> _Stated goal_:
Find the lines holding "this" and copy them.

> _Extracted information_:
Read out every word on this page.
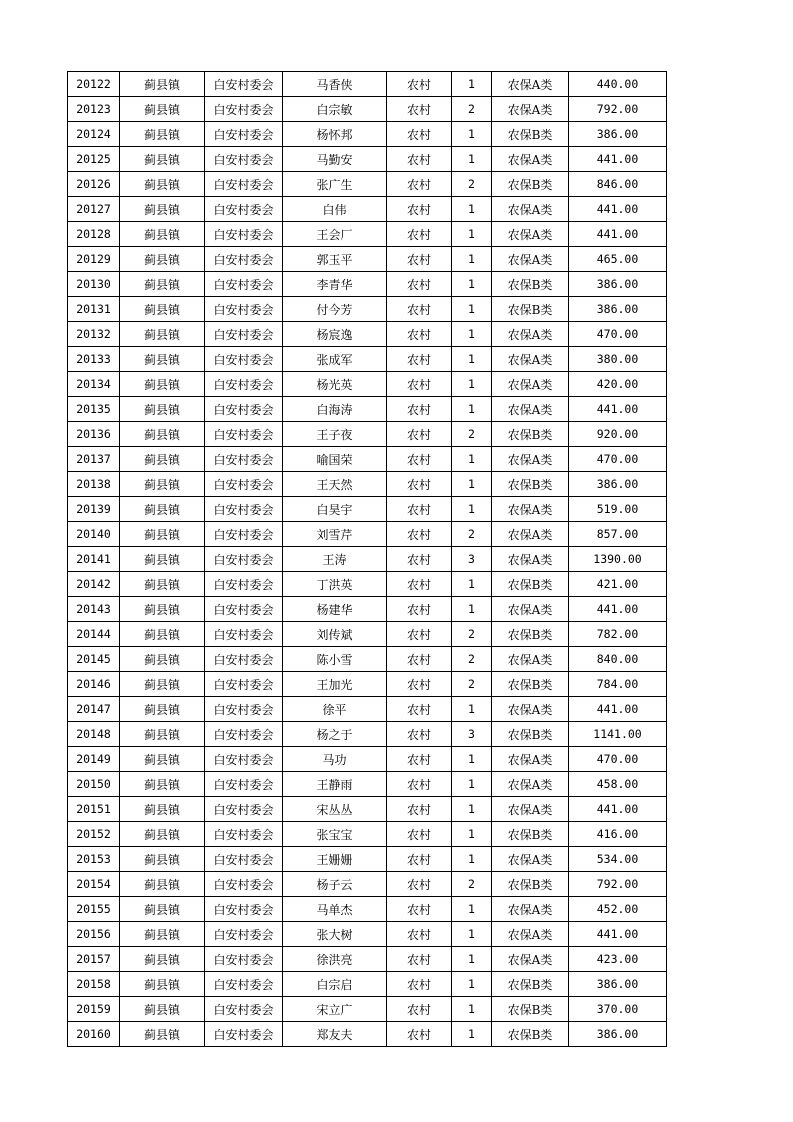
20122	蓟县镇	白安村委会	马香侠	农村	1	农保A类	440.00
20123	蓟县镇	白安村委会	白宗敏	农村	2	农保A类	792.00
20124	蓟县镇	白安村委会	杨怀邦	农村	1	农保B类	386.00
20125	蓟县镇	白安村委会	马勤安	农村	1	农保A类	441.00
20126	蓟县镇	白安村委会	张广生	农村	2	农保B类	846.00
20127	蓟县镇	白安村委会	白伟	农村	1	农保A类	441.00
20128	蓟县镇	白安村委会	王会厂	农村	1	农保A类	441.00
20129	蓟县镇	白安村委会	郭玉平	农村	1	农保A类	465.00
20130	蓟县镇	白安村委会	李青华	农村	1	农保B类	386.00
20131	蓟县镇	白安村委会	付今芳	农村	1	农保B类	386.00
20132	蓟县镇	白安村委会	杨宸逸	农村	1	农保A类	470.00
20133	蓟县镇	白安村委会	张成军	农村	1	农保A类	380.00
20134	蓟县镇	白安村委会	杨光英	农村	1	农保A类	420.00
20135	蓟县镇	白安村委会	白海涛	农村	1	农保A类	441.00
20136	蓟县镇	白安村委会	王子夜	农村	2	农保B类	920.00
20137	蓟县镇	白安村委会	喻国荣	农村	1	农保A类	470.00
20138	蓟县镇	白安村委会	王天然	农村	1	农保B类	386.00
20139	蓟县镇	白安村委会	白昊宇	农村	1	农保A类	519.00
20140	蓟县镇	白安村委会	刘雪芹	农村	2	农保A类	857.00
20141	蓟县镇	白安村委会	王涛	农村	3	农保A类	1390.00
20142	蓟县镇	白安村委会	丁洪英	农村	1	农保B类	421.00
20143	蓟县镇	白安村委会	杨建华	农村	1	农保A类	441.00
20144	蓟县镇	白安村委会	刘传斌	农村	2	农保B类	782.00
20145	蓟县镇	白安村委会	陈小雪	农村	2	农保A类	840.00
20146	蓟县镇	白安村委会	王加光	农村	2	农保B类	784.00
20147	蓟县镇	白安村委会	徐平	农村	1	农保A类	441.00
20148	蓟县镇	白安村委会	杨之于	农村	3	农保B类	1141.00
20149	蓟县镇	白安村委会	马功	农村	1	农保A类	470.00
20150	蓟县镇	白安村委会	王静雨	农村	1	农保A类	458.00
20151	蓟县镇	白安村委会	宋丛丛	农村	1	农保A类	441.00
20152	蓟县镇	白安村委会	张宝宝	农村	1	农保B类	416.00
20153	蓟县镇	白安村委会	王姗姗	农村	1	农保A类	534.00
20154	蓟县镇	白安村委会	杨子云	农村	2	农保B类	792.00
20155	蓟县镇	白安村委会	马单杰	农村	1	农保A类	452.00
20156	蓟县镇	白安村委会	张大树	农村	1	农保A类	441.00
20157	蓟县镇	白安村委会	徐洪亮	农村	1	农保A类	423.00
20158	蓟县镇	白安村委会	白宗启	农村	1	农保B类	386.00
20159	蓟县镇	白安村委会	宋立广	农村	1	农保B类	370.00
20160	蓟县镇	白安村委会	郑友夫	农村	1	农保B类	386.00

...

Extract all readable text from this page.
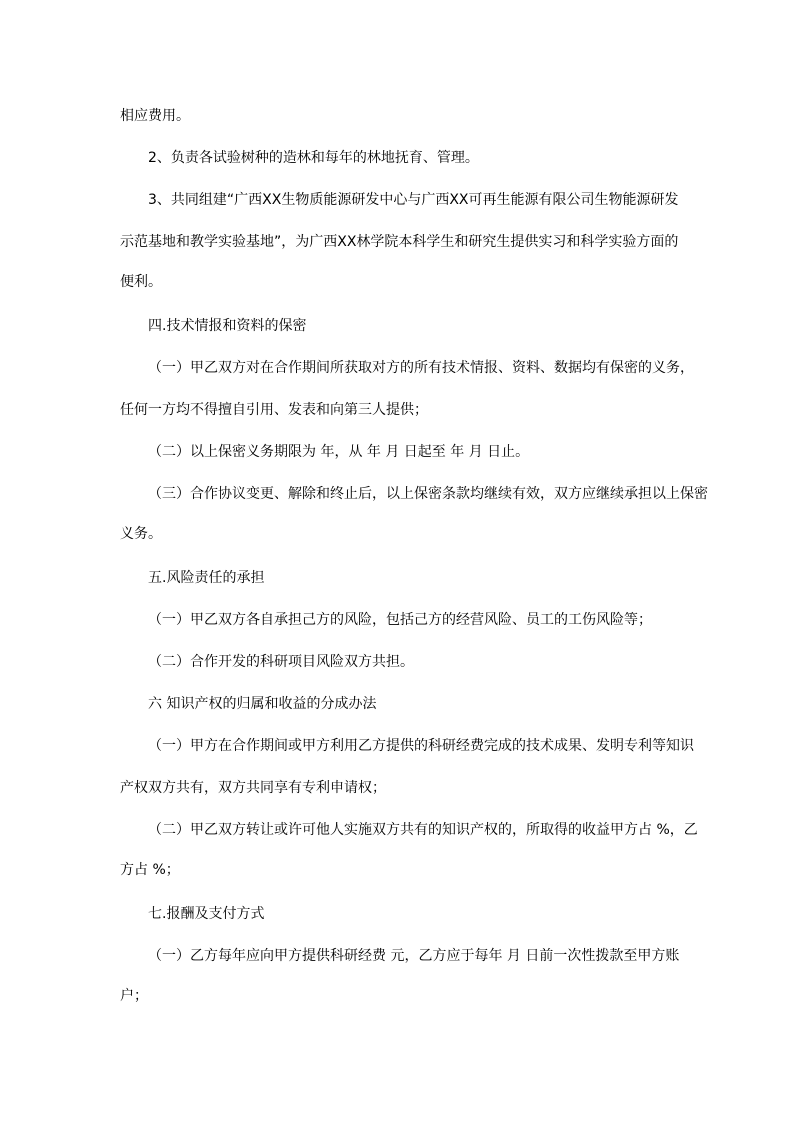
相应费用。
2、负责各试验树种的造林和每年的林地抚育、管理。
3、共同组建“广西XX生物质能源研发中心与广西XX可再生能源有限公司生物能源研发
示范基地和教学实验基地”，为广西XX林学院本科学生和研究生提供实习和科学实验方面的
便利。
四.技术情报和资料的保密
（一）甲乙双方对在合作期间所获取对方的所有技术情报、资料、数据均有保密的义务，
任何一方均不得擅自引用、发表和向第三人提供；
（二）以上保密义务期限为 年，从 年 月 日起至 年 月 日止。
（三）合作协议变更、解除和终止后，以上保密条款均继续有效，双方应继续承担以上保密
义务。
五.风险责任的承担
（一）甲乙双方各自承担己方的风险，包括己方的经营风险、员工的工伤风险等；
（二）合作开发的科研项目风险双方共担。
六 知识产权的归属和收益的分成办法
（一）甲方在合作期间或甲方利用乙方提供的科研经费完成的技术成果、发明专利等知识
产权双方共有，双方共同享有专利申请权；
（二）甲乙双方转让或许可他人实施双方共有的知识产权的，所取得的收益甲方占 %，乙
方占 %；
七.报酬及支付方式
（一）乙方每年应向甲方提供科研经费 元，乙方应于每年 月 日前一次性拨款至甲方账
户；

> _Correct answer_:
Read out every word on this page.
Extract all readable text from this page.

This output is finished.